| Work to be completed |
Write out the records that appear below, verbatim and complete, but without pictures.

Data records
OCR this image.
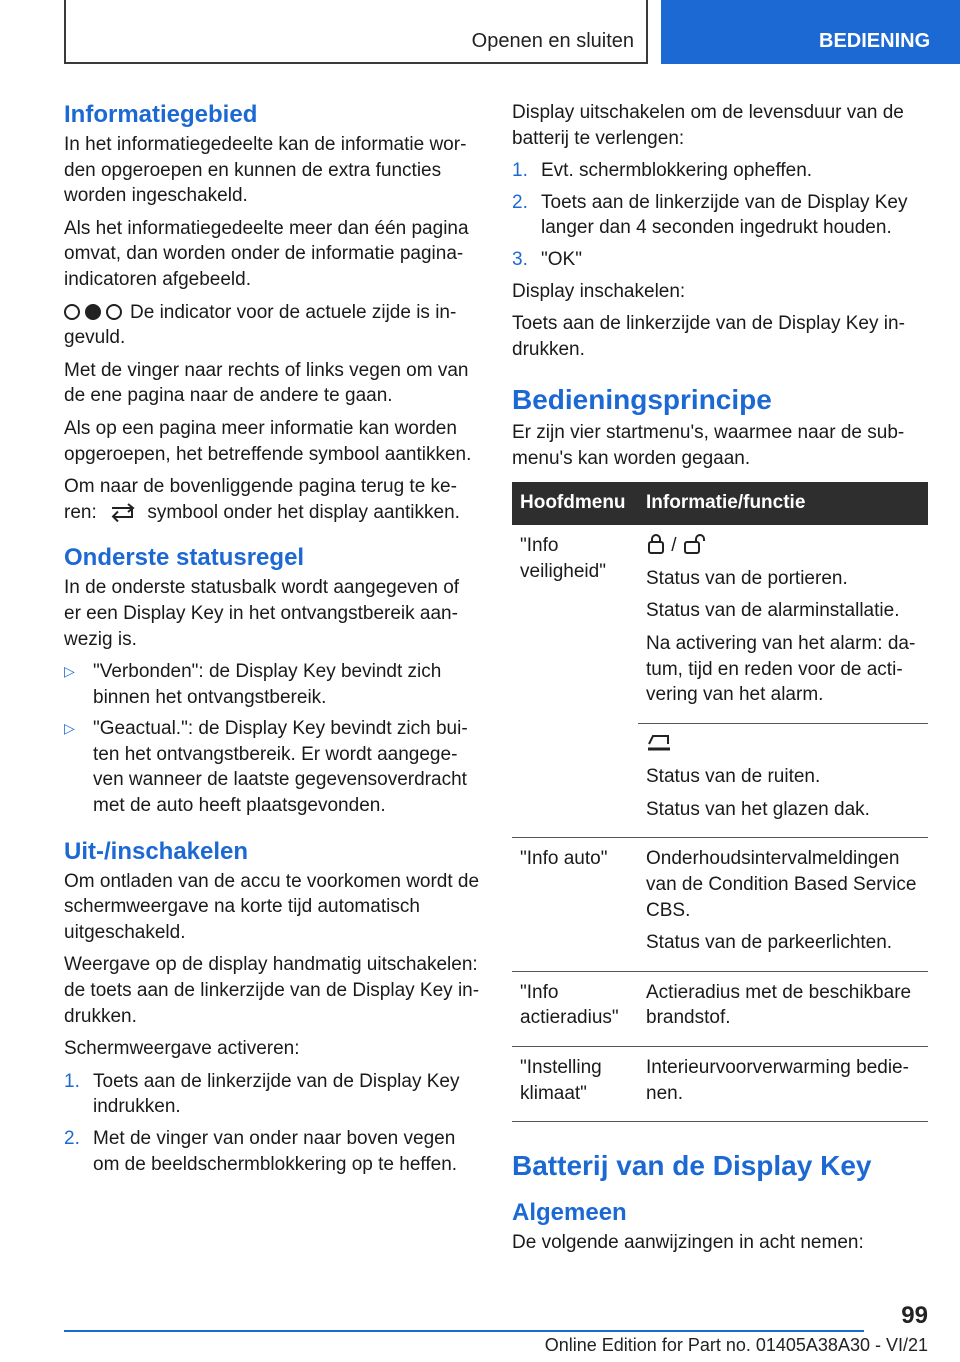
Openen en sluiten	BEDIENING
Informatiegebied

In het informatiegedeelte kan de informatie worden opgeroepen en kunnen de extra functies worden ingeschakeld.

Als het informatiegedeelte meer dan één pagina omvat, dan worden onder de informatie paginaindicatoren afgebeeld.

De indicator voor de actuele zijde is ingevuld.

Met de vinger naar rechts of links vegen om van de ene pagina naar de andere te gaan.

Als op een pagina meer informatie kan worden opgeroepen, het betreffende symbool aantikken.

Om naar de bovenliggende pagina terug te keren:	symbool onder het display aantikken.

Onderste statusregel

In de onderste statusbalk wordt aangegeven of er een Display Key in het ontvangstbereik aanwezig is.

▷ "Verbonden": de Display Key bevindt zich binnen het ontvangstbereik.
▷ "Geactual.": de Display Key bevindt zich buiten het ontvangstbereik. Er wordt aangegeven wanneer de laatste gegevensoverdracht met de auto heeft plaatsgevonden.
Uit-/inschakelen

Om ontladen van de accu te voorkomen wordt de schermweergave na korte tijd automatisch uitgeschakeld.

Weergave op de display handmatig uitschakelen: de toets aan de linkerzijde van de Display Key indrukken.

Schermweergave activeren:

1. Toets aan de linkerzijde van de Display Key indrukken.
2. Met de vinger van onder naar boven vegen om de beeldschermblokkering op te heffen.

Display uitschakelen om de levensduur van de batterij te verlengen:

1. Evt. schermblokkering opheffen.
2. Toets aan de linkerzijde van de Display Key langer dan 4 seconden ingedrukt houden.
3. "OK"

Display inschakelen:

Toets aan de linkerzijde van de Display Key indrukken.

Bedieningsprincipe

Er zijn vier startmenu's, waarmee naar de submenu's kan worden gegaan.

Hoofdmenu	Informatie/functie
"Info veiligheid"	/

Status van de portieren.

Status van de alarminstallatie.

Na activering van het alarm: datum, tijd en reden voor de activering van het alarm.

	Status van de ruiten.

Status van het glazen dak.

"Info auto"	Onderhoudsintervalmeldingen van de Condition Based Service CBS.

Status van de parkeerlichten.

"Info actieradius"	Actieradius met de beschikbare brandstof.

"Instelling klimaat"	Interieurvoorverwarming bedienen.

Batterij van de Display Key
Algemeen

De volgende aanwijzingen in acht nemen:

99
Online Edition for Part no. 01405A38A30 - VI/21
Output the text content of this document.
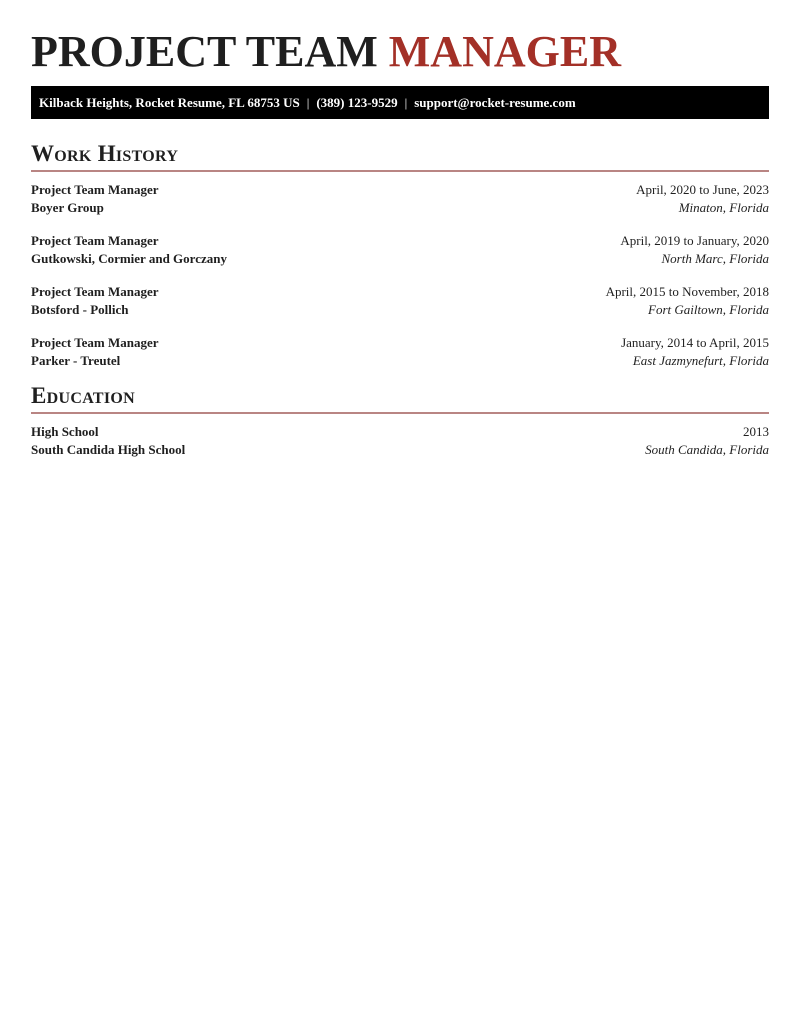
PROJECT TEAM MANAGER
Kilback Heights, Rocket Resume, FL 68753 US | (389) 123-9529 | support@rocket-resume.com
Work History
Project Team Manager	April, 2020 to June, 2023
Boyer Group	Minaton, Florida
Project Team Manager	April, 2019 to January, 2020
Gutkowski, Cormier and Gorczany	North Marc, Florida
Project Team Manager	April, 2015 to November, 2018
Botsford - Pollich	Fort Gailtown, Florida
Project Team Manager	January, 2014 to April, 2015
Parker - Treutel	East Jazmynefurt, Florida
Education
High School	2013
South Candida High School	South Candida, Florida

| Output below |
OCR this image.
Openen en sluiten	BEDIENING
Informatiegebied

In het informatiegedeelte kan de informatie worden opgeroepen en kunnen de extra functies worden ingeschakeld.

Als het informatiegedeelte meer dan één pagina omvat, dan worden onder de informatie paginaindicatoren afgebeeld.

De indicator voor de actuele zijde is ingevuld.

Met de vinger naar rechts of links vegen om van de ene pagina naar de andere te gaan.

Als op een pagina meer informatie kan worden opgeroepen, het betreffende symbool aantikken.

Om naar de bovenliggende pagina terug te keren:	symbool onder het display aantikken.

Onderste statusregel

In de onderste statusbalk wordt aangegeven of er een Display Key in het ontvangstbereik aanwezig is.

▷ "Verbonden": de Display Key bevindt zich binnen het ontvangstbereik.
▷ "Geactual.": de Display Key bevindt zich buiten het ontvangstbereik. Er wordt aangegeven wanneer de laatste gegevensoverdracht met de auto heeft plaatsgevonden.
Uit-/inschakelen

Om ontladen van de accu te voorkomen wordt de schermweergave na korte tijd automatisch uitgeschakeld.

Weergave op de display handmatig uitschakelen: de toets aan de linkerzijde van de Display Key indrukken.

Schermweergave activeren:

1. Toets aan de linkerzijde van de Display Key indrukken.
2. Met de vinger van onder naar boven vegen om de beeldschermblokkering op te heffen.

Display uitschakelen om de levensduur van de batterij te verlengen:

1. Evt. schermblokkering opheffen.
2. Toets aan de linkerzijde van de Display Key langer dan 4 seconden ingedrukt houden.
3. "OK"

Display inschakelen:

Toets aan de linkerzijde van de Display Key indrukken.

Bedieningsprincipe

Er zijn vier startmenu's, waarmee naar de submenu's kan worden gegaan.

Hoofdmenu	Informatie/functie
"Info veiligheid"	/

Status van de portieren.

Status van de alarminstallatie.

Na activering van het alarm: datum, tijd en reden voor de activering van het alarm.

	Status van de ruiten.

Status van het glazen dak.

"Info auto"	Onderhoudsintervalmeldingen van de Condition Based Service CBS.

Status van de parkeerlichten.

"Info actieradius"	Actieradius met de beschikbare brandstof.

"Instelling klimaat"	Interieurvoorverwarming bedienen.

Batterij van de Display Key
Algemeen

De volgende aanwijzingen in acht nemen:

99
Online Edition for Part no. 01405A38A30 - VI/21
Output the text content of this document.
PROJECT TEAM MANAGER
Kilback Heights, Rocket Resume, FL 68753 US | (389) 123-9529 | support@rocket-resume.com
Work History
Project Team Manager	April, 2020 to June, 2023
Boyer Group	Minaton, Florida
Project Team Manager	April, 2019 to January, 2020
Gutkowski, Cormier and Gorczany	North Marc, Florida
Project Team Manager	April, 2015 to November, 2018
Botsford - Pollich	Fort Gailtown, Florida
Project Team Manager	January, 2014 to April, 2015
Parker - Treutel	East Jazmynefurt, Florida
Education
High School	2013
South Candida High School	South Candida, Florida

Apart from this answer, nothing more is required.